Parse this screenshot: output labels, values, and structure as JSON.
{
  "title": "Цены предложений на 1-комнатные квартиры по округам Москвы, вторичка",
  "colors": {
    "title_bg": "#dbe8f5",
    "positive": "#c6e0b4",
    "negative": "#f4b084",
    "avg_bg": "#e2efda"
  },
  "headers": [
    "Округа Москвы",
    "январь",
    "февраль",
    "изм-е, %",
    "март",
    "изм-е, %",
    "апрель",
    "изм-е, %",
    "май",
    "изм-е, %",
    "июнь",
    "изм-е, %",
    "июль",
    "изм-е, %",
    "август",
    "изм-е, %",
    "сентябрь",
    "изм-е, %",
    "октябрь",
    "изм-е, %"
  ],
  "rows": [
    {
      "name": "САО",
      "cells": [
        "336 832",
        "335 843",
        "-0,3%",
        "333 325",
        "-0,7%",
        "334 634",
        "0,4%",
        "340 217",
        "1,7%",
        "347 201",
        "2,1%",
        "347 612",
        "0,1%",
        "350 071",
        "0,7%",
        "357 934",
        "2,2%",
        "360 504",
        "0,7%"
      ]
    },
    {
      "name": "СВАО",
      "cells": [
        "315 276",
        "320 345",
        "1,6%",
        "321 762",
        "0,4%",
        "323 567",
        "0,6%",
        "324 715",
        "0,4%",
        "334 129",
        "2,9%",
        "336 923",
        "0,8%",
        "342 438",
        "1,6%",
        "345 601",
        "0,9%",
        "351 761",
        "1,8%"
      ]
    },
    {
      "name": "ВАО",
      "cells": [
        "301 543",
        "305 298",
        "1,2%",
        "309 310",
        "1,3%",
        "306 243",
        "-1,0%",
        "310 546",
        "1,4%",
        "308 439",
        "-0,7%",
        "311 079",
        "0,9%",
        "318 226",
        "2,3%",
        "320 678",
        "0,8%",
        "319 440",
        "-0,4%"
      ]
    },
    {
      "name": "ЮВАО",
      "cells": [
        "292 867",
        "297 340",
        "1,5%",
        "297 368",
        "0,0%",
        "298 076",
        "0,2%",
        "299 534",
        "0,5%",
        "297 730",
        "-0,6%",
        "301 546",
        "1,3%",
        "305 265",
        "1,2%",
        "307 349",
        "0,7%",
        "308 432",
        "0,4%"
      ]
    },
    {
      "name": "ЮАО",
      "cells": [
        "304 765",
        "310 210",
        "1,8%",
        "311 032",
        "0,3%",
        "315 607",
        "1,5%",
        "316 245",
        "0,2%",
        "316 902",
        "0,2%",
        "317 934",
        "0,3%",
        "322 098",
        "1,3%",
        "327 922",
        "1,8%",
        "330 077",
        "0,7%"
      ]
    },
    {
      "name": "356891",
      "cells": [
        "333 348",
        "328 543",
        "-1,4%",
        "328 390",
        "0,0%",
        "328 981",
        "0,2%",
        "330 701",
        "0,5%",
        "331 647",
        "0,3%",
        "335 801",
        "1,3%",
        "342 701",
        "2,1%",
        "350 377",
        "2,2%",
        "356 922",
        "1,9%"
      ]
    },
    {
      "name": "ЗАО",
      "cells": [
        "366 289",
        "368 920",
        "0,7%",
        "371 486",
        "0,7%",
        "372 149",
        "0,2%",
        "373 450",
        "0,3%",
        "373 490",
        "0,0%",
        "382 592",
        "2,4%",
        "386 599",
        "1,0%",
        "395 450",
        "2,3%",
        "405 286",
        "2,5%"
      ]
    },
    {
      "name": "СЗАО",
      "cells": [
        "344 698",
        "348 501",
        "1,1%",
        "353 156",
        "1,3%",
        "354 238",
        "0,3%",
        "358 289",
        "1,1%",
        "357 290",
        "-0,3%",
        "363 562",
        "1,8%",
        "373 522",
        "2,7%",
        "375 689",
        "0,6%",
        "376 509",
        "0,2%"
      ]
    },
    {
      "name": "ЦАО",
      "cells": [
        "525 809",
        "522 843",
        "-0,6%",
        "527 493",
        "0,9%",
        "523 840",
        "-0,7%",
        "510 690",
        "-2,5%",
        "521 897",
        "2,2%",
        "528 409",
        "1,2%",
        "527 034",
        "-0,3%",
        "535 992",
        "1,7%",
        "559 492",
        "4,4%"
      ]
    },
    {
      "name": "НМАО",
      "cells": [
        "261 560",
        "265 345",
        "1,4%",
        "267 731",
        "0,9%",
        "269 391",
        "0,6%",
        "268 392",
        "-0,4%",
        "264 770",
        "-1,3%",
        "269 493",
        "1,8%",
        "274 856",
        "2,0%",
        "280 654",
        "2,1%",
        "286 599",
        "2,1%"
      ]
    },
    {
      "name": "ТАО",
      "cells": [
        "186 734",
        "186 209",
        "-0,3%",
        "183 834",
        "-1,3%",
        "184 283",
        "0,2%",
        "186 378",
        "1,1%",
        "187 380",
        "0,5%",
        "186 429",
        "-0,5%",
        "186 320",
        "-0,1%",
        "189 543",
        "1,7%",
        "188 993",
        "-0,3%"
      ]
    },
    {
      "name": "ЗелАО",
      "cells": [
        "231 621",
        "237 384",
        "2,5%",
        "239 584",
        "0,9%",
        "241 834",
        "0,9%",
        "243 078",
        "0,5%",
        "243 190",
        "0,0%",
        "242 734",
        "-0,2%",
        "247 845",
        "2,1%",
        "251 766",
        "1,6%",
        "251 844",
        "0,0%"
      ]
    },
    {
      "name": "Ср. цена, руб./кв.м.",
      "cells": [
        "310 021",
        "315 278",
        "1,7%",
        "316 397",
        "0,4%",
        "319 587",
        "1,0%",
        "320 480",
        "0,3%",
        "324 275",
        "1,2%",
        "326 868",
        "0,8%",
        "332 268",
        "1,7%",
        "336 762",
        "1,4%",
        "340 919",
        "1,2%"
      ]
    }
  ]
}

» WHAT THIS TASK INVOLVES: Write out every entry exactly as given.

» RESULT OF THE EXERCISE:
Parse this screenshot: output labels, values, and structure as JSON.
{
  "title": "Цены предложений на 1-комнатные квартиры по округам Москвы, вторичка",
  "colors": {
    "title_bg": "#dbe8f5",
    "positive": "#c6e0b4",
    "negative": "#f4b084",
    "avg_bg": "#e2efda"
  },
  "headers": [
    "Округа Москвы",
    "январь",
    "февраль",
    "изм-е, %",
    "март",
    "изм-е, %",
    "апрель",
    "изм-е, %",
    "май",
    "изм-е, %",
    "июнь",
    "изм-е, %",
    "июль",
    "изм-е, %",
    "август",
    "изм-е, %",
    "сентябрь",
    "изм-е, %",
    "октябрь",
    "изм-е, %"
  ],
  "rows": [
    {
      "name": "САО",
      "cells": [
        "336 832",
        "335 843",
        "-0,3%",
        "333 325",
        "-0,7%",
        "334 634",
        "0,4%",
        "340 217",
        "1,7%",
        "347 201",
        "2,1%",
        "347 612",
        "0,1%",
        "350 071",
        "0,7%",
        "357 934",
        "2,2%",
        "360 504",
        "0,7%"
      ]
    },
    {
      "name": "СВАО",
      "cells": [
        "315 276",
        "320 345",
        "1,6%",
        "321 762",
        "0,4%",
        "323 567",
        "0,6%",
        "324 715",
        "0,4%",
        "334 129",
        "2,9%",
        "336 923",
        "0,8%",
        "342 438",
        "1,6%",
        "345 601",
        "0,9%",
        "351 761",
        "1,8%"
      ]
    },
    {
      "name": "ВАО",
      "cells": [
        "301 543",
        "305 298",
        "1,2%",
        "309 310",
        "1,3%",
        "306 243",
        "-1,0%",
        "310 546",
        "1,4%",
        "308 439",
        "-0,7%",
        "311 079",
        "0,9%",
        "318 226",
        "2,3%",
        "320 678",
        "0,8%",
        "319 440",
        "-0,4%"
      ]
    },
    {
      "name": "ЮВАО",
      "cells": [
        "292 867",
        "297 340",
        "1,5%",
        "297 368",
        "0,0%",
        "298 076",
        "0,2%",
        "299 534",
        "0,5%",
        "297 730",
        "-0,6%",
        "301 546",
        "1,3%",
        "305 265",
        "1,2%",
        "307 349",
        "0,7%",
        "308 432",
        "0,4%"
      ]
    },
    {
      "name": "ЮАО",
      "cells": [
        "304 765",
        "310 210",
        "1,8%",
        "311 032",
        "0,3%",
        "315 607",
        "1,5%",
        "316 245",
        "0,2%",
        "316 902",
        "0,2%",
        "317 934",
        "0,3%",
        "322 098",
        "1,3%",
        "327 922",
        "1,8%",
        "330 077",
        "0,7%"
      ]
    },
    {
      "name": "356891",
      "cells": [
        "333 348",
        "328 543",
        "-1,4%",
        "328 390",
        "0,0%",
        "328 981",
        "0,2%",
        "330 701",
        "0,5%",
        "331 647",
        "0,3%",
        "335 801",
        "1,3%",
        "342 701",
        "2,1%",
        "350 377",
        "2,2%",
        "356 922",
        "1,9%"
      ]
    },
    {
      "name": "ЗАО",
      "cells": [
        "366 289",
        "368 920",
        "0,7%",
        "371 486",
        "0,7%",
        "372 149",
        "0,2%",
        "373 450",
        "0,3%",
        "373 490",
        "0,0%",
        "382 592",
        "2,4%",
        "386 599",
        "1,0%",
        "395 450",
        "2,3%",
        "405 286",
        "2,5%"
      ]
    },
    {
      "name": "СЗАО",
      "cells": [
        "344 698",
        "348 501",
        "1,1%",
        "353 156",
        "1,3%",
        "354 238",
        "0,3%",
        "358 289",
        "1,1%",
        "357 290",
        "-0,3%",
        "363 562",
        "1,8%",
        "373 522",
        "2,7%",
        "375 689",
        "0,6%",
        "376 509",
        "0,2%"
      ]
    },
    {
      "name": "ЦАО",
      "cells": [
        "525 809",
        "522 843",
        "-0,6%",
        "527 493",
        "0,9%",
        "523 840",
        "-0,7%",
        "510 690",
        "-2,5%",
        "521 897",
        "2,2%",
        "528 409",
        "1,2%",
        "527 034",
        "-0,3%",
        "535 992",
        "1,7%",
        "559 492",
        "4,4%"
      ]
    },
    {
      "name": "НМАО",
      "cells": [
        "261 560",
        "265 345",
        "1,4%",
        "267 731",
        "0,9%",
        "269 391",
        "0,6%",
        "268 392",
        "-0,4%",
        "264 770",
        "-1,3%",
        "269 493",
        "1,8%",
        "274 856",
        "2,0%",
        "280 654",
        "2,1%",
        "286 599",
        "2,1%"
      ]
    },
    {
      "name": "ТАО",
      "cells": [
        "186 734",
        "186 209",
        "-0,3%",
        "183 834",
        "-1,3%",
        "184 283",
        "0,2%",
        "186 378",
        "1,1%",
        "187 380",
        "0,5%",
        "186 429",
        "-0,5%",
        "186 320",
        "-0,1%",
        "189 543",
        "1,7%",
        "188 993",
        "-0,3%"
      ]
    },
    {
      "name": "ЗелАО",
      "cells": [
        "231 621",
        "237 384",
        "2,5%",
        "239 584",
        "0,9%",
        "241 834",
        "0,9%",
        "243 078",
        "0,5%",
        "243 190",
        "0,0%",
        "242 734",
        "-0,2%",
        "247 845",
        "2,1%",
        "251 766",
        "1,6%",
        "251 844",
        "0,0%"
      ]
    },
    {
      "name": "Ср. цена, руб./кв.м.",
      "cells": [
        "310 021",
        "315 278",
        "1,7%",
        "316 397",
        "0,4%",
        "319 587",
        "1,0%",
        "320 480",
        "0,3%",
        "324 275",
        "1,2%",
        "326 868",
        "0,8%",
        "332 268",
        "1,7%",
        "336 762",
        "1,4%",
        "340 919",
        "1,2%"
      ]
    }
  ]
}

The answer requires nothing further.